WORK TO DO:
Please output, verbatim, the part of the records that opens with the line containing "point — [670, 362, 682, 374]" and closes with the line containing "point — [550, 425, 562, 437]", including both of those lines.

(Lines of data)
• • • • •

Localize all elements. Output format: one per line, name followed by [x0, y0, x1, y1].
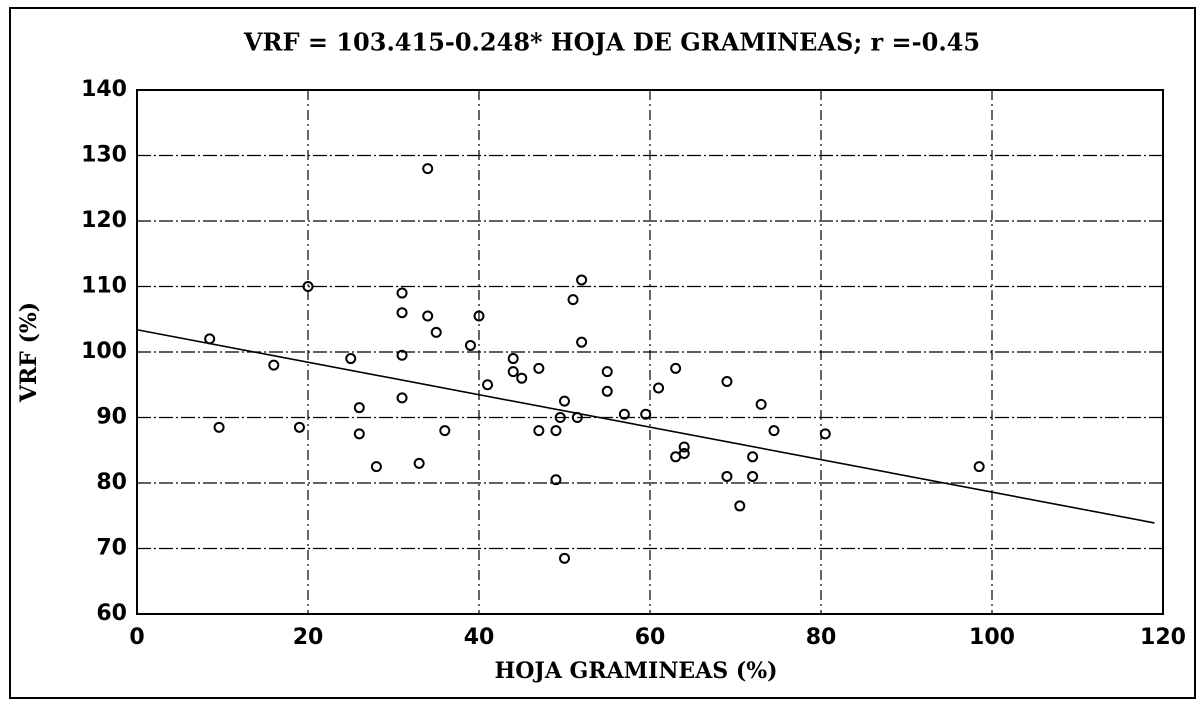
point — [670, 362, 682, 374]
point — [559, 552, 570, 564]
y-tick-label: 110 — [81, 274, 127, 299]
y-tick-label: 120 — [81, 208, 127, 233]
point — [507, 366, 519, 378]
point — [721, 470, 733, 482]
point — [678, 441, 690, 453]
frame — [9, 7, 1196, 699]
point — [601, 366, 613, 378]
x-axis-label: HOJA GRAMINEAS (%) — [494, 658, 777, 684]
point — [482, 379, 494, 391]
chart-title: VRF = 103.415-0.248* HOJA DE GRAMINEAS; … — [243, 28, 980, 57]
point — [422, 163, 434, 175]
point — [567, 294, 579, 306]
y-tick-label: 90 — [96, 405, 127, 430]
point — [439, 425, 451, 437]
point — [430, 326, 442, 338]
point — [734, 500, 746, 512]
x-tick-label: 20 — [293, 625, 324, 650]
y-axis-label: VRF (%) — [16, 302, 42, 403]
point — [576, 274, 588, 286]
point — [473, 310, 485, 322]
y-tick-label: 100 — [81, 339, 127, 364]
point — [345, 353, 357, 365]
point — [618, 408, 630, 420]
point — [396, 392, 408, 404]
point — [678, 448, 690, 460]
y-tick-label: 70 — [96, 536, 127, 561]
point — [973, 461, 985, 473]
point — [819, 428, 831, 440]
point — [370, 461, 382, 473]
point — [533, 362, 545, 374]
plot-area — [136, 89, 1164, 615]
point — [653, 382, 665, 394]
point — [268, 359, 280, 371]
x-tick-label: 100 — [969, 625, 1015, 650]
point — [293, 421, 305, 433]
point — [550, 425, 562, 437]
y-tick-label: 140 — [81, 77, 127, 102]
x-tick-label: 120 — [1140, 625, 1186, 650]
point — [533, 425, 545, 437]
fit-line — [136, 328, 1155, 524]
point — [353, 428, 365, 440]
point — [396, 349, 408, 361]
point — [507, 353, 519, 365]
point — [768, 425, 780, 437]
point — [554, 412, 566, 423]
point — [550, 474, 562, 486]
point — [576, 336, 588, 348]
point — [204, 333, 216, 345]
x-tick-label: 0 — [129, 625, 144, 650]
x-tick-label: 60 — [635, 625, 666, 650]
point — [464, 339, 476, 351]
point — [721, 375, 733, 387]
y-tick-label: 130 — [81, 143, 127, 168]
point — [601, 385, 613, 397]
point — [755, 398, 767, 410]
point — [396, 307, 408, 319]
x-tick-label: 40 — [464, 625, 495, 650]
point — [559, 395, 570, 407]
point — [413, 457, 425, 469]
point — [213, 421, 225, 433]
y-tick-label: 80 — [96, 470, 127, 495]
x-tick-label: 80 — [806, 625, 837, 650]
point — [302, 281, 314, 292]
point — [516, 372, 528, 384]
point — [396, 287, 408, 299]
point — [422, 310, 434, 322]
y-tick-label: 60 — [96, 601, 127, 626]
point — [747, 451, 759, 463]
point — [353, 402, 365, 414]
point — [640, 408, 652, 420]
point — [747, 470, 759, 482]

• • • • •

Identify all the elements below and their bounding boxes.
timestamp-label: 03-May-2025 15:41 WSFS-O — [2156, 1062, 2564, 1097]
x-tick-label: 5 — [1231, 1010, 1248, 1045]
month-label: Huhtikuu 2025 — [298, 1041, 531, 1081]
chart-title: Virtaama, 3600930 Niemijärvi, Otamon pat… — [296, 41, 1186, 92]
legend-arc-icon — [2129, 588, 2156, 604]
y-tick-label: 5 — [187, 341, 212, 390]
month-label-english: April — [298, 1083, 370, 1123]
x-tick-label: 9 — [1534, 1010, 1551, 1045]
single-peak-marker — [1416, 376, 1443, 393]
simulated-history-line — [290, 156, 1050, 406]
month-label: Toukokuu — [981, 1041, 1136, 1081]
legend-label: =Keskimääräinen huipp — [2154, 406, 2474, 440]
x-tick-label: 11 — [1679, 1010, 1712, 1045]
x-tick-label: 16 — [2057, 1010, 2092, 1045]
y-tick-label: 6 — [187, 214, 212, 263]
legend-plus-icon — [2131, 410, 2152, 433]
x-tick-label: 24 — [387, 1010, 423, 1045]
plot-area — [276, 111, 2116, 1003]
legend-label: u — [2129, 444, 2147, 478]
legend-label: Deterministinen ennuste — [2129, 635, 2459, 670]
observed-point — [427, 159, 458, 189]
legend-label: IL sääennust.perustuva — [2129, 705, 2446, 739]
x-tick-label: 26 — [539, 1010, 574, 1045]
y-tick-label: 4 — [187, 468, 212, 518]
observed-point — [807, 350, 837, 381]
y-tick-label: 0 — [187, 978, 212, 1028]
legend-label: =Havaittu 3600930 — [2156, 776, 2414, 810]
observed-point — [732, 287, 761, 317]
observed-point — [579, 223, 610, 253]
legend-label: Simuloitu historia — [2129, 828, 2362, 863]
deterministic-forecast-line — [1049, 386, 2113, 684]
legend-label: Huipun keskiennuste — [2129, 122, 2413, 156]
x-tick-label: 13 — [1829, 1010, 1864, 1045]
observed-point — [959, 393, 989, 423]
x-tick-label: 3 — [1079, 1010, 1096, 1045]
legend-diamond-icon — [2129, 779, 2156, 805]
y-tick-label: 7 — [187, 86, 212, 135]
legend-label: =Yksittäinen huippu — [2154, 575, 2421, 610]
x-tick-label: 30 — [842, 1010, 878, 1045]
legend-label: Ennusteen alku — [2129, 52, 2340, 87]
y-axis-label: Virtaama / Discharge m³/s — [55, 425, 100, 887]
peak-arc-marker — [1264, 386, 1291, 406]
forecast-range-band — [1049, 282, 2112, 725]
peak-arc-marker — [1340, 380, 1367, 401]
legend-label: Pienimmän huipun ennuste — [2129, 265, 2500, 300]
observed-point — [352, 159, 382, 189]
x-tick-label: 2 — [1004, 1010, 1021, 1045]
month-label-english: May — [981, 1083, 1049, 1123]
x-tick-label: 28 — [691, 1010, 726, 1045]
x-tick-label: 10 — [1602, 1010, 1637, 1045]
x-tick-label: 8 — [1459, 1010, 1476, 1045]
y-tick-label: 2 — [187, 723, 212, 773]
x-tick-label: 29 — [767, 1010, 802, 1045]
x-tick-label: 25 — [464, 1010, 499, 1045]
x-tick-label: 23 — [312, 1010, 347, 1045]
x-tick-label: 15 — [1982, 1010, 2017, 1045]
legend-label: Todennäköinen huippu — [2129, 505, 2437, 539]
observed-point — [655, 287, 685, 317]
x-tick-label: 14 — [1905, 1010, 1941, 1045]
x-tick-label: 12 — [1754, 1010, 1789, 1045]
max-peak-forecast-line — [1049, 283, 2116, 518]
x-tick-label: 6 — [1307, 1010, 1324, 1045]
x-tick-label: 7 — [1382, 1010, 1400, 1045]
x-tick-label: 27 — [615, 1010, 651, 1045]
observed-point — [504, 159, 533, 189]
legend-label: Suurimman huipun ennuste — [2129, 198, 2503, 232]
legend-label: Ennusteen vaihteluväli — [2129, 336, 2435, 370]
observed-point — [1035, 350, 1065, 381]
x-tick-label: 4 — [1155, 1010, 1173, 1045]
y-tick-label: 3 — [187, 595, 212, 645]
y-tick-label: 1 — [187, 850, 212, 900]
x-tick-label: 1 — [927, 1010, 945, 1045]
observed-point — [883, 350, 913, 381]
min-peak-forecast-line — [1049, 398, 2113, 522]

• • • • •

EXERCISE SOLUTION:
point — [670, 362, 682, 374]
point — [559, 552, 570, 564]
y-tick-label: 110 — [81, 274, 127, 299]
y-tick-label: 120 — [81, 208, 127, 233]
point — [507, 366, 519, 378]
point — [721, 470, 733, 482]
point — [678, 441, 690, 453]
frame — [9, 7, 1196, 699]
point — [601, 366, 613, 378]
x-axis-label: HOJA GRAMINEAS (%) — [494, 658, 777, 684]
point — [482, 379, 494, 391]
chart-title: VRF = 103.415-0.248* HOJA DE GRAMINEAS; … — [243, 28, 980, 57]
point — [422, 163, 434, 175]
point — [567, 294, 579, 306]
y-tick-label: 90 — [96, 405, 127, 430]
point — [439, 425, 451, 437]
point — [430, 326, 442, 338]
point — [734, 500, 746, 512]
x-tick-label: 20 — [293, 625, 324, 650]
y-axis-label: VRF (%) — [16, 302, 42, 403]
point — [576, 274, 588, 286]
point — [473, 310, 485, 322]
y-tick-label: 100 — [81, 339, 127, 364]
point — [345, 353, 357, 365]
point — [618, 408, 630, 420]
point — [396, 392, 408, 404]
point — [678, 448, 690, 460]
y-tick-label: 70 — [96, 536, 127, 561]
point — [973, 461, 985, 473]
point — [819, 428, 831, 440]
point — [370, 461, 382, 473]
point — [533, 362, 545, 374]
plot-area — [136, 89, 1164, 615]
point — [653, 382, 665, 394]
point — [268, 359, 280, 371]
x-tick-label: 100 — [969, 625, 1015, 650]
point — [293, 421, 305, 433]
point — [550, 425, 562, 437]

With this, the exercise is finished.